== Problem ==
Which lines in the records below contain the word "subtitle"? Copy each one out.

== Records for processing ==

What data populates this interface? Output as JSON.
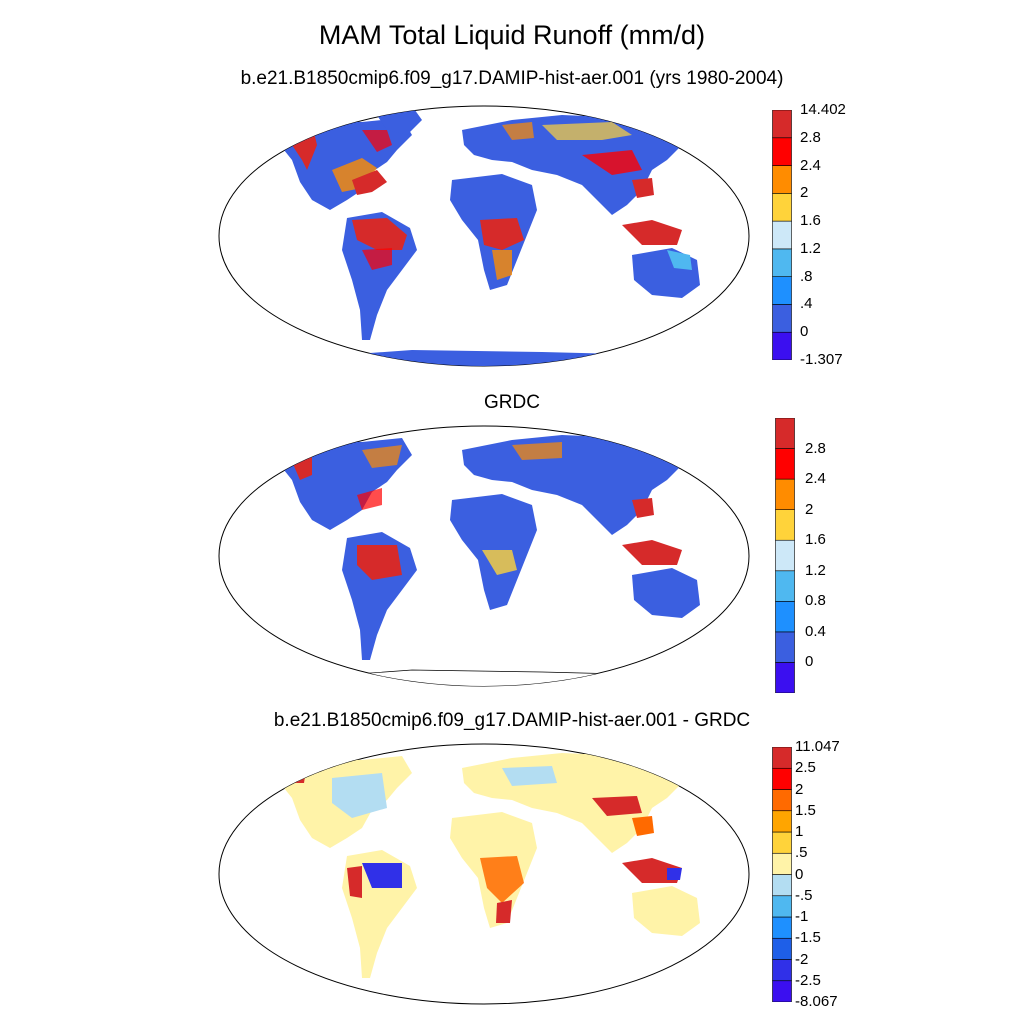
{
  "title": "MAM Total Liquid Runoff (mm/d)",
  "panels": [
    {
      "name": "model",
      "subtitle": "b.e21.B1850cmip6.f09_g17.DAMIP-hist-aer.001 (yrs 1980-2004)",
      "colorbar": {
        "colors": [
          "#3B0FF0",
          "#3B5FE0",
          "#1E90FF",
          "#4FB8F0",
          "#CDE8F8",
          "#FFD33A",
          "#FF8C00",
          "#FF0000",
          "#D62A2A"
        ],
        "labels": [
          "-1.307",
          "0",
          ".4",
          ".8",
          "1.2",
          "1.6",
          "2",
          "2.4",
          "2.8",
          "14.402"
        ]
      }
    },
    {
      "name": "obs",
      "subtitle": "GRDC",
      "colorbar": {
        "colors": [
          "#3B0FF0",
          "#3B5FE0",
          "#1E90FF",
          "#4FB8F0",
          "#CDE8F8",
          "#FFD33A",
          "#FF8C00",
          "#FF0000",
          "#D62A2A"
        ],
        "labels": [
          "0",
          "0.4",
          "0.8",
          "1.2",
          "1.6",
          "2",
          "2.4",
          "2.8"
        ]
      }
    },
    {
      "name": "diff",
      "subtitle": "b.e21.B1850cmip6.f09_g17.DAMIP-hist-aer.001 - GRDC",
      "colorbar": {
        "colors": [
          "#3B0FF0",
          "#3030E8",
          "#1E5FE8",
          "#1E90FF",
          "#4FB8F0",
          "#B3DDF2",
          "#FFF3A8",
          "#FFD33A",
          "#FFA500",
          "#FF6A00",
          "#FF0000",
          "#D62A2A"
        ],
        "labels": [
          "-8.067",
          "-2.5",
          "-2",
          "-1.5",
          "-1",
          "-.5",
          "0",
          ".5",
          "1",
          "1.5",
          "2",
          "2.5",
          "11.047"
        ]
      }
    }
  ]
}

== Exercise response ==
      "subtitle": "b.e21.B1850cmip6.f09_g17.DAMIP-hist-aer.001 (yrs 1980-2004)",
      "subtitle": "GRDC",
      "subtitle": "b.e21.B1850cmip6.f09_g17.DAMIP-hist-aer.001 - GRDC",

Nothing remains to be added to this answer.